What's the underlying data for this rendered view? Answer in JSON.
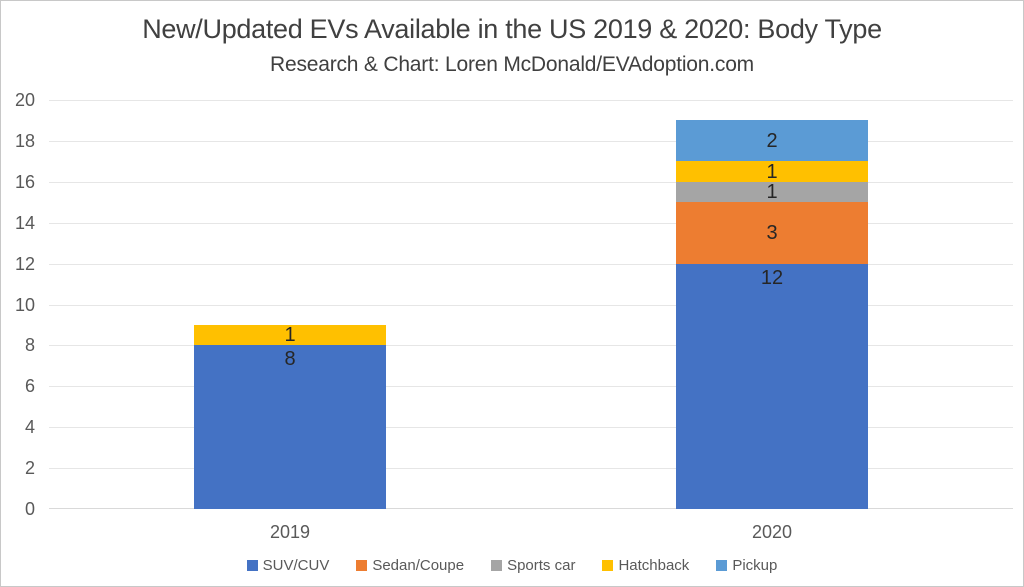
{
  "chart_data": {
    "type": "bar",
    "variant": "stacked-column",
    "title": "New/Updated EVs Available in the US 2019 & 2020: Body Type",
    "subtitle": "Research & Chart: Loren McDonald/EVAdoption.com",
    "categories": [
      "2019",
      "2020"
    ],
    "series": [
      {
        "name": "SUV/CUV",
        "color": "#4472C4",
        "values": [
          8,
          12
        ],
        "label_placement": "inside-end"
      },
      {
        "name": "Sedan/Coupe",
        "color": "#ED7D31",
        "values": [
          0,
          3
        ],
        "label_placement": "center"
      },
      {
        "name": "Sports car",
        "color": "#A5A5A5",
        "values": [
          0,
          1
        ],
        "label_placement": "center"
      },
      {
        "name": "Hatchback",
        "color": "#FFC000",
        "values": [
          1,
          1
        ],
        "label_placement": "center"
      },
      {
        "name": "Pickup",
        "color": "#5B9BD5",
        "values": [
          0,
          2
        ],
        "label_placement": "center"
      }
    ],
    "y_axis": {
      "min": 0,
      "max": 20,
      "step": 2,
      "tick_labels": [
        "0",
        "2",
        "4",
        "6",
        "8",
        "10",
        "12",
        "14",
        "16",
        "18",
        "20"
      ]
    },
    "x_axis": {
      "tick_labels": [
        "2019",
        "2020"
      ]
    },
    "legend": {
      "position": "bottom",
      "entries": [
        "SUV/CUV",
        "Sedan/Coupe",
        "Sports car",
        "Hatchback",
        "Pickup"
      ]
    },
    "grid": {
      "horizontal": true,
      "color": "#E6E6E6",
      "axis_line_color": "#D9D9D9"
    },
    "data_labels": {
      "show": true,
      "color": "#262626"
    },
    "style": {
      "background": "#FFFFFF",
      "border_color": "#C8C8C8",
      "title_color": "#404040",
      "axis_text_color": "#595959",
      "legend_text_color": "#595959"
    }
  }
}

════════════════

Transcribe every record above exactly, leaving out the pictures.

Worked solution:
What's the underlying data for this rendered view? Answer in JSON.
{
  "chart_data": {
    "type": "bar",
    "variant": "stacked-column",
    "title": "New/Updated EVs Available in the US 2019 & 2020: Body Type",
    "subtitle": "Research & Chart: Loren McDonald/EVAdoption.com",
    "categories": [
      "2019",
      "2020"
    ],
    "series": [
      {
        "name": "SUV/CUV",
        "color": "#4472C4",
        "values": [
          8,
          12
        ],
        "label_placement": "inside-end"
      },
      {
        "name": "Sedan/Coupe",
        "color": "#ED7D31",
        "values": [
          0,
          3
        ],
        "label_placement": "center"
      },
      {
        "name": "Sports car",
        "color": "#A5A5A5",
        "values": [
          0,
          1
        ],
        "label_placement": "center"
      },
      {
        "name": "Hatchback",
        "color": "#FFC000",
        "values": [
          1,
          1
        ],
        "label_placement": "center"
      },
      {
        "name": "Pickup",
        "color": "#5B9BD5",
        "values": [
          0,
          2
        ],
        "label_placement": "center"
      }
    ],
    "y_axis": {
      "min": 0,
      "max": 20,
      "step": 2,
      "tick_labels": [
        "0",
        "2",
        "4",
        "6",
        "8",
        "10",
        "12",
        "14",
        "16",
        "18",
        "20"
      ]
    },
    "x_axis": {
      "tick_labels": [
        "2019",
        "2020"
      ]
    },
    "legend": {
      "position": "bottom",
      "entries": [
        "SUV/CUV",
        "Sedan/Coupe",
        "Sports car",
        "Hatchback",
        "Pickup"
      ]
    },
    "grid": {
      "horizontal": true,
      "color": "#E6E6E6",
      "axis_line_color": "#D9D9D9"
    },
    "data_labels": {
      "show": true,
      "color": "#262626"
    },
    "style": {
      "background": "#FFFFFF",
      "border_color": "#C8C8C8",
      "title_color": "#404040",
      "axis_text_color": "#595959",
      "legend_text_color": "#595959"
    }
  }
}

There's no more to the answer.